-- Start Given passage --
Sorting, Comparing, and Searching Strings

Sorting and comparing strings is more complex than first meets the eye. Not only can strings contain surrogate pairs (see Ole's article on Unicode) but sorting also depends on the locale. The corner cases are quite tricky.

Apple's String Programming Guide has a section called “Characters and Grapheme Clusters”, which mentions a few of the pitfalls. For example, for sorting purposes, some European languages consider the sequence “ch” a single letter. In some languages, “ä” is considered equal to a, while in others it should be sorted after z.

NSString has methods to help us with this complexity. First off, there's:

- (NSComparisonResult)compare:(NSString *)aString options:(NSStringCompareOptions)mask range:(NSRange)range locale:(id)locale

which gives us full flexibility. Then there are a slew of convenience functions that all map to the aforementioned method.

The available options for comparison are:

NSCaseInsensitiveSearch
NSLiteralSearch
NSNumericSearch
NSDiacriticInsensitiveSearch
NSWidthInsensitiveSearch
NSForcedOrderingSearch

These can be or'd together.

NSCaseInsensitiveSearch: “A” is the same as “a,” though in some locales more complex things happen. For example, in German, “ß” and “SS” would be equal.

NSLiteralSearch: Unicode point for Unicode-point comparison. This will only return equal (NSOrderedSame) when all characters are composed in the exact same way. LATIN CAPITAL LETTER A and COMBINING RING ABOVE is not the same as LATIN CAPITAL LETTER A WITH RING ABOVE.

NSNumericSearch: This orders numbers inside strings, so that “Section 9” < “Section 20” < “Section 100.”

NSDiacriticInsensitiveSearch: “A” is the same as “Å” and the same as “Ä.”

NSWidthInsensitiveSearch: Some East Asian scripts (Hiragana and Katakana) have characters in full-width and half-width forms.

It's worth mentioning -localizedStandardCompare:, which sorts items the same way that the Finder does. It corresponds to setting the option to NSCaseInsensitiveSearch, NSNumericSearch, NSWidthInsensitiveSearch, and NSForcedOrderingSearch. If we're displaying a list of files in any UI, this is what we should use.

Case-insensitive compare and diacritic-insensitive compare are relatively complicated and expensive operations. If we need to compare strings too many times that it becomes a bottleneck (e.g. sorting large datasets), a common solution is to store both the original string and a folded string. For example, our Contact class would have a normal name property and internally it would also have a foldedName property that would get updated automatically when the name is changed. We can then use NSLiteralSearch to compare the folded version of the name. NSString has a method to create such a folded version:

- (NSString *)stringByFoldingWithOptions:(NSStringCompareOptions)options locale:(NSLocale *)locale

Searching

When searching for a substring inside a string, the method with the most flexibility is:

- (NSRange)rangeOfString:(NSString *)aString options:(NSStringCompareOptions)mask range:(NSRange)searchRange locale:(NSLocale *)locale

Again, there are quite a few convenience methods, all of which end up calling into this one. We can pass the same options listed above, as well as these additional ones:

NSBackwardsSearch
NSAnchoredSearch
NSRegularExpressionSearch

NSBackwardsSearch: Start at the end of the string.
-- End Given passage --
-- Start Recorded information --
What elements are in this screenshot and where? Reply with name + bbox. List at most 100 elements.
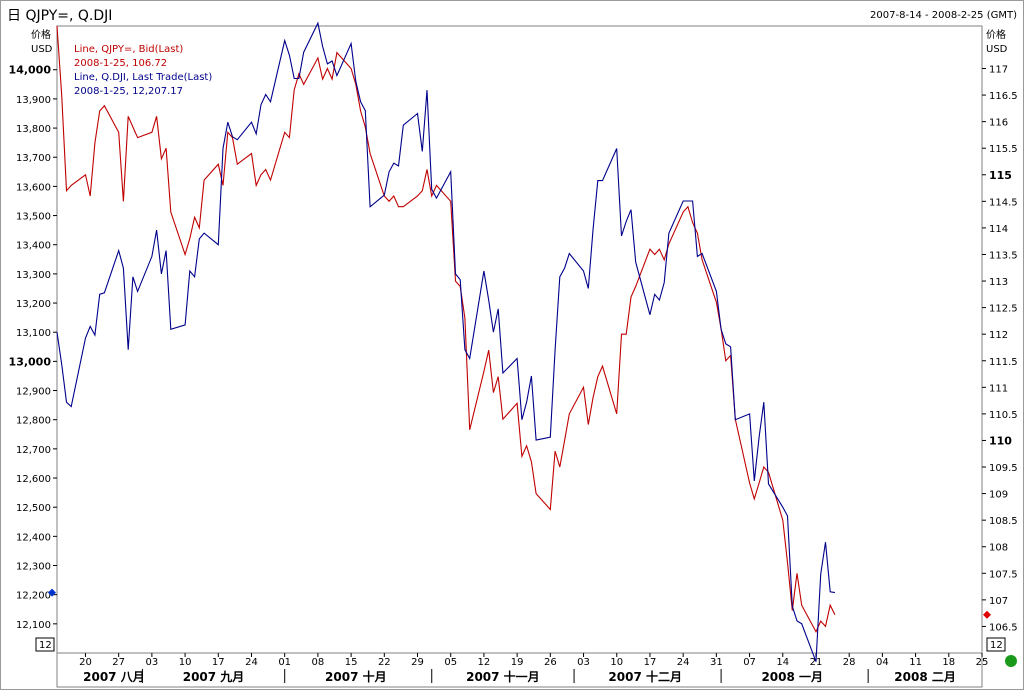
x-tick-label: 07: [743, 657, 756, 668]
month-label: 2007 八月: [83, 670, 145, 684]
month-label: 2007 九月: [183, 669, 245, 684]
right-axis: 106.5 107 107.5 108 108.5 109 109.5 110 110.5 111…: [982, 65, 1018, 633]
x-axis: 20 27 03 10 17 24 01 08 15 22 29 05 12 19 26 03 10 17 24 31…: [79, 653, 988, 684]
x-tick-label: 21: [810, 657, 823, 668]
legend-series-2-name: Line, Q.DJI, Last Trade(Last): [74, 72, 212, 83]
right-tick-label: 109.5: [989, 463, 1018, 474]
left-tick-label: 13,100: [16, 328, 51, 339]
x-tick-label: 19: [511, 657, 524, 668]
left-tick-label: 13,300: [16, 270, 51, 281]
left-tick-label: 12,500: [16, 503, 51, 514]
x-tick-label: 26: [544, 657, 557, 668]
right-tick-label: 112: [989, 330, 1008, 341]
right-tick-label: 108: [989, 543, 1008, 554]
x-tick-label: 14: [776, 657, 789, 668]
right-tick-label: 112.5: [989, 304, 1018, 315]
x-tick-label: 05: [444, 657, 457, 668]
right-tick-label: 108.5: [989, 516, 1018, 527]
x-tick-label: 01: [278, 657, 291, 668]
legend-series-2-value: 2008-1-25, 12,207.17: [74, 86, 183, 97]
date-range: 2007-8-14 - 2008-2-25 (GMT): [870, 10, 1017, 21]
left-tick-label: 12,200: [16, 591, 51, 602]
left-axis-unit-line2: USD: [31, 44, 53, 55]
left-tick-label: 12,600: [16, 474, 51, 485]
corner-label-left: 12: [35, 637, 55, 652]
left-tick-label: 13,200: [16, 299, 51, 310]
left-tick-label: 13,600: [16, 182, 51, 193]
x-tick-label: 17: [644, 657, 657, 668]
x-tick-label: 03: [146, 657, 159, 668]
right-axis-unit-line2: USD: [986, 44, 1008, 55]
chart-title: 日 QJPY=, Q.DJI: [7, 8, 113, 24]
x-tick-label: 27: [112, 657, 125, 668]
right-tick-label: 107.5: [989, 569, 1018, 580]
x-tick-label: 25: [976, 657, 989, 668]
right-axis-unit-line1: 价格: [986, 28, 1006, 41]
left-tick-label: 13,900: [16, 95, 51, 106]
x-tick-label: 28: [843, 657, 856, 668]
month-label: 2007 十月: [325, 669, 387, 684]
x-tick-label: 03: [577, 657, 590, 668]
last-value-marker-1: [983, 610, 991, 619]
right-tick-label: 110.5: [989, 410, 1018, 421]
right-tick-label: 114.5: [989, 197, 1018, 208]
series-line-1[interactable]: [56, 25, 836, 633]
x-tick-label: 29: [411, 657, 424, 668]
legend-series-1-value: 2008-1-25, 106.72: [74, 58, 167, 69]
right-tick-label: 111: [989, 383, 1008, 394]
corner-label-left-text: 12: [39, 640, 52, 651]
x-tick-label: 17: [212, 657, 225, 668]
right-tick-label: 114: [989, 224, 1008, 235]
right-tick-label: 109: [989, 490, 1008, 501]
right-tick-label: 113: [989, 277, 1008, 288]
left-tick-label: 12,400: [16, 532, 51, 543]
x-tick-label: 24: [245, 657, 258, 668]
x-tick-label: 08: [312, 657, 325, 668]
legend-series-1-name: Line, QJPY=, Bid(Last): [74, 44, 183, 55]
right-tick-label: 116: [989, 118, 1008, 129]
month-label: 2007 十二月: [608, 669, 682, 684]
x-tick-label: 24: [677, 657, 690, 668]
x-axis-band: [56, 652, 983, 688]
legend: Line, QJPY=, Bid(Last) 2008-1-25, 106.72…: [74, 44, 212, 97]
last-value-marker-2: [48, 588, 56, 597]
right-tick-label: 115: [989, 169, 1012, 182]
right-tick-label: 115.5: [989, 144, 1018, 155]
corner-label-right-text: 12: [990, 640, 1003, 651]
status-indicator-icon[interactable]: [1005, 655, 1017, 667]
left-axis: 12,100 12,200 12,300 12,400 12,500 12,600 12,7…: [9, 64, 57, 631]
left-tick-label: 13,800: [16, 124, 51, 135]
right-tick-label: 106.5: [989, 622, 1018, 633]
plot-area[interactable]: [56, 25, 983, 654]
left-tick-label: 12,100: [16, 620, 51, 631]
month-label: 2007 十一月: [466, 669, 540, 684]
series-layer: [56, 21, 836, 662]
right-tick-label: 113.5: [989, 250, 1018, 261]
left-tick-label: 12,800: [16, 416, 51, 427]
left-tick-label: 13,700: [16, 153, 51, 164]
x-tick-label: 04: [876, 657, 889, 668]
corner-label-right: 12: [986, 637, 1006, 652]
left-tick-label: 12,700: [16, 445, 51, 456]
left-tick-label: 12,900: [16, 387, 51, 398]
x-tick-label: 10: [179, 657, 192, 668]
x-tick-label: 18: [942, 657, 955, 668]
x-tick-label: 20: [79, 657, 92, 668]
x-tick-label: 12: [478, 657, 491, 668]
left-tick-label: 13,500: [16, 212, 51, 223]
right-tick-label: 116.5: [989, 91, 1018, 102]
month-label: 2008 一月: [761, 670, 823, 684]
left-tick-label: 13,400: [16, 241, 51, 252]
x-tick-label: 31: [710, 657, 723, 668]
series-line-2[interactable]: [56, 21, 835, 662]
title-bar: 日 QJPY=, Q.DJI 2007-8-14 - 2008-2-25 (GM…: [1, 1, 1023, 27]
left-tick-label: 12,300: [16, 562, 51, 573]
left-tick-label: 14,000: [9, 64, 52, 77]
right-tick-label: 107: [989, 596, 1008, 607]
month-label: 2008 二月: [894, 670, 956, 684]
right-tick-label: 117: [989, 65, 1008, 76]
x-tick-label: 11: [909, 657, 922, 668]
right-tick-label: 111.5: [989, 357, 1018, 368]
x-tick-label: 15: [345, 657, 358, 668]
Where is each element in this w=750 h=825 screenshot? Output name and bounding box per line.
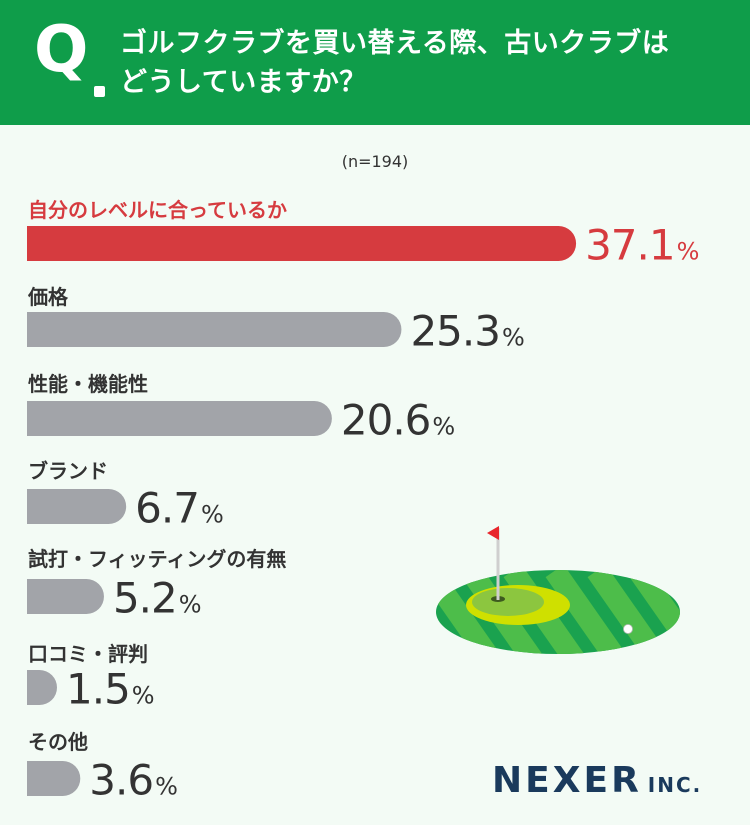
-- End Recorded information --
● **Exercises**
(1) According to the passage on sorting, comparing, and searching strings, which method sorts items the same way the Finder does?
(2) In the passage on sorting, comparing, and searching strings, turn the paragraph that begins "Case-insensitive compare and diacritic-insensitive compare" into a short bulleted list that keeps its main facts.
(3) Pick up the passage on sorting, comparing, and searching strings right after its final sentence and write what comes next.

● **Responses**
(1) -localizedStandardCompare:

(2)
- Case-insensitive and diacritic-insensitive comparisons are complicated and expensive.
- When these comparisons become a bottleneck, for example when sorting large datasets, a common fix is to store both the original string and a folded string.
- Example: a Contact class keeps a normal name property plus an internal foldedName property that updates automatically when the name changes.
- The folded versions can then be compared with NSLiteralSearch.
- NSString has a method for creating a folded version of a string.

(3)
NSAnchoredSearch: Only consider the start of the string, or (if combined with NSBackwardsSearch) only at the end of the string. This can be used to check for a prefix or suffix, as well as use case-insensitive and/or diacritic-insensitive comparison.

NSRegularExpressionSearch: Uses regular expression. See Chris's article for more information about using regular expressions.

In addition, there's also a method called:

- (NSRange)rangeOfCharacterFromSet:(NSCharacterSet *)aSet options:(NSStringCompareOptions)mask range:(NSRange)aRange

Instead of searching for a string, it searches for the first character in the given character set. Even though this only searches for one character, the length of the returned range can be larger than one due to composed character sequences.

Lower and Upper Case

We must never use -uppercaseString or -lowercaseString for strings that are supposed to be displayed in the UI. Instead, we must use -uppercaseStringWithLocale:, like so:

NSString *name = @"Tómas";
cell.text = [name uppercaseStringWithLocale:[NSLocale currentLocale]];

Formatting Strings

Analogous to the C function sprintf() (part of the ANSI C89 standard), Objective C's NSString class has these methods:

-initWithFormat:
-initWithFormat:arguments:
+stringWithFormat:

Note that these formatting methods are non-localized. They should not be used for strings to be shown in the UI. For that we need to use:

-initWithFormat:locale:
-initWithFormat:locale:arguments:
+localizedStringWithFormat:

Florian's article about string localization talks about this in more detail.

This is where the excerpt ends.